* [WHAT YOU HAVE TO DO]
Render each line of the records below as one item in a numbered list, and omit any blank lines.

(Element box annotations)

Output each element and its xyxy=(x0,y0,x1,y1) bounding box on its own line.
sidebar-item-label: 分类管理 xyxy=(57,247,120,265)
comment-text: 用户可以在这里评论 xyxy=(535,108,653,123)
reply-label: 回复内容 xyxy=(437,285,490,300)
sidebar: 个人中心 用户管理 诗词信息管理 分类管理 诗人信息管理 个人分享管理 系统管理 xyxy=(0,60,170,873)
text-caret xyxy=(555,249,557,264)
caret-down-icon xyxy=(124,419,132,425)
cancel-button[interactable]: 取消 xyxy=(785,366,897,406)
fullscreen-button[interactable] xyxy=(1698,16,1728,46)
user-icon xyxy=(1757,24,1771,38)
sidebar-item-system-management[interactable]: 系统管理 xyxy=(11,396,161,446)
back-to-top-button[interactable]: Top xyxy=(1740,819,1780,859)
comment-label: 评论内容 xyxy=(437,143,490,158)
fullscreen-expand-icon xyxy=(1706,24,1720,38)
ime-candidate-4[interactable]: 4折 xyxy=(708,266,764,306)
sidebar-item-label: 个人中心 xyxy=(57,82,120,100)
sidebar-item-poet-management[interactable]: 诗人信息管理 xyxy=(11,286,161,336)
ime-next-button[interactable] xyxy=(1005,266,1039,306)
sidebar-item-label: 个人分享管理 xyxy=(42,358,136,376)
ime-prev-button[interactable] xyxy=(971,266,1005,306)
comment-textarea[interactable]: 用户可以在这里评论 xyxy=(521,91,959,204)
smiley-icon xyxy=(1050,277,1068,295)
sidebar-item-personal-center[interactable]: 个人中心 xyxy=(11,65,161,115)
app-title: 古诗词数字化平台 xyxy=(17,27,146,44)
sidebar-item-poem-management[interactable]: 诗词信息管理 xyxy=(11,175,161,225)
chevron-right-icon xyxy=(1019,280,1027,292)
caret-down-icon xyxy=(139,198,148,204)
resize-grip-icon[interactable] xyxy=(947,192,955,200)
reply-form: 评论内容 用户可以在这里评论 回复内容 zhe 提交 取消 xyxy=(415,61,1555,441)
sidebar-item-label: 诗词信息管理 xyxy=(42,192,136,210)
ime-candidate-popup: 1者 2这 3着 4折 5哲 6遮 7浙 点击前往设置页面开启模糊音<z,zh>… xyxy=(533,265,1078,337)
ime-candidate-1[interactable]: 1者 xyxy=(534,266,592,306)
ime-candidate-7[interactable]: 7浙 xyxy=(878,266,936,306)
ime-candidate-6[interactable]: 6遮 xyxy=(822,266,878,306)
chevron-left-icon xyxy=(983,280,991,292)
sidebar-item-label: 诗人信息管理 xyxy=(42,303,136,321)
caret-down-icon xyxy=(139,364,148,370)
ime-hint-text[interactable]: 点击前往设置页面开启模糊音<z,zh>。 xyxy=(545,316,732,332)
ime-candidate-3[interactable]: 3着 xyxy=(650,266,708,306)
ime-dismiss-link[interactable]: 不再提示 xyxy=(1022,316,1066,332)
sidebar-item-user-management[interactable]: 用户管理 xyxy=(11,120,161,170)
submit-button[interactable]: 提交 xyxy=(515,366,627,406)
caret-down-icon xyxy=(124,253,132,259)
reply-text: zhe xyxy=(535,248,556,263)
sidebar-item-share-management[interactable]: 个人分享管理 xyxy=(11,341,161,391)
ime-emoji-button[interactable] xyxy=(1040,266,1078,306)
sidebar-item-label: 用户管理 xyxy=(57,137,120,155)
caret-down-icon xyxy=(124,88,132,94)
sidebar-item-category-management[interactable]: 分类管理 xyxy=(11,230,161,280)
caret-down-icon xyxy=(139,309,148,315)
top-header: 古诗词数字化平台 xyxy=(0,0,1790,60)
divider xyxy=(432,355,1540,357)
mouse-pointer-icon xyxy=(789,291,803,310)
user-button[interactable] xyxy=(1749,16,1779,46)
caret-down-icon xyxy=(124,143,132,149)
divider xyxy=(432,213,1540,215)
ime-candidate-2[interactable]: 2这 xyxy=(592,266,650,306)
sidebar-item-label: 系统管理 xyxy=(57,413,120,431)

* [SOLVED EXERCISE]
1. Output each element and its xyxy=(x0,y0,x1,y1) bounding box on its own line.
2. sidebar-item-label: 分类管理 xyxy=(57,247,120,265)
3. comment-text: 用户可以在这里评论 xyxy=(535,108,653,123)
4. reply-label: 回复内容 xyxy=(437,285,490,300)
5. sidebar: 个人中心 用户管理 诗词信息管理 分类管理 诗人信息管理 个人分享管理 系统管理 xyxy=(0,60,170,873)
6. text-caret xyxy=(555,249,557,264)
7. caret-down-icon xyxy=(124,419,132,425)
8. cancel-button[interactable]: 取消 xyxy=(785,366,897,406)
9. fullscreen-button[interactable] xyxy=(1698,16,1728,46)
10. user-icon xyxy=(1757,24,1771,38)
11. sidebar-item-system-management[interactable]: 系统管理 xyxy=(11,396,161,446)
12. back-to-top-button[interactable]: Top xyxy=(1740,819,1780,859)
13. comment-label: 评论内容 xyxy=(437,143,490,158)
14. fullscreen-expand-icon xyxy=(1706,24,1720,38)
15. ime-candidate-4[interactable]: 4折 xyxy=(708,266,764,306)
16. sidebar-item-label: 个人中心 xyxy=(57,82,120,100)
17. sidebar-item-poet-management[interactable]: 诗人信息管理 xyxy=(11,286,161,336)
18. ime-next-button[interactable] xyxy=(1005,266,1039,306)
19. sidebar-item-label: 个人分享管理 xyxy=(42,358,136,376)
20. ime-prev-button[interactable] xyxy=(971,266,1005,306)
21. comment-textarea[interactable]: 用户可以在这里评论 xyxy=(521,91,959,204)
22. smiley-icon xyxy=(1050,277,1068,295)
23. sidebar-item-personal-center[interactable]: 个人中心 xyxy=(11,65,161,115)
24. app-title: 古诗词数字化平台 xyxy=(17,27,146,44)
25. sidebar-item-poem-management[interactable]: 诗词信息管理 xyxy=(11,175,161,225)
26. chevron-right-icon xyxy=(1019,280,1027,292)
27. caret-down-icon xyxy=(139,198,148,204)
28. resize-grip-icon[interactable] xyxy=(947,192,955,200)
29. reply-form: 评论内容 用户可以在这里评论 回复内容 zhe 提交 取消 xyxy=(415,61,1555,441)
30. sidebar-item-label: 诗词信息管理 xyxy=(42,192,136,210)
31. ime-candidate-popup: 1者 2这 3着 4折 5哲 6遮 7浙 点击前往设置页面开启模糊音<z,zh>… xyxy=(533,265,1078,337)
32. ime-candidate-1[interactable]: 1者 xyxy=(534,266,592,306)
33. ime-candidate-7[interactable]: 7浙 xyxy=(878,266,936,306)
34. ime-candidate-6[interactable]: 6遮 xyxy=(822,266,878,306)
35. chevron-left-icon xyxy=(983,280,991,292)
36. sidebar-item-label: 诗人信息管理 xyxy=(42,303,136,321)
37. caret-down-icon xyxy=(139,364,148,370)
38. ime-hint-text[interactable]: 点击前往设置页面开启模糊音<z,zh>。 xyxy=(545,316,732,332)
39. ime-candidate-3[interactable]: 3着 xyxy=(650,266,708,306)
40. ime-dismiss-link[interactable]: 不再提示 xyxy=(1022,316,1066,332)
41. sidebar-item-user-management[interactable]: 用户管理 xyxy=(11,120,161,170)
42. submit-button[interactable]: 提交 xyxy=(515,366,627,406)
43. caret-down-icon xyxy=(124,253,132,259)
44. reply-text: zhe xyxy=(535,248,556,263)
45. sidebar-item-share-management[interactable]: 个人分享管理 xyxy=(11,341,161,391)
46. ime-emoji-button[interactable] xyxy=(1040,266,1078,306)
47. sidebar-item-label: 用户管理 xyxy=(57,137,120,155)
48. caret-down-icon xyxy=(124,88,132,94)
49. sidebar-item-category-management[interactable]: 分类管理 xyxy=(11,230,161,280)
50. caret-down-icon xyxy=(139,309,148,315)
51. top-header: 古诗词数字化平台 xyxy=(0,0,1790,60)
52. divider xyxy=(432,355,1540,357)
53. mouse-pointer-icon xyxy=(789,291,803,310)
54. user-button[interactable] xyxy=(1749,16,1779,46)
55. caret-down-icon xyxy=(124,143,132,149)
56. divider xyxy=(432,213,1540,215)
57. ime-candidate-2[interactable]: 2这 xyxy=(592,266,650,306)
58. sidebar-item-label: 系统管理 xyxy=(57,413,120,431)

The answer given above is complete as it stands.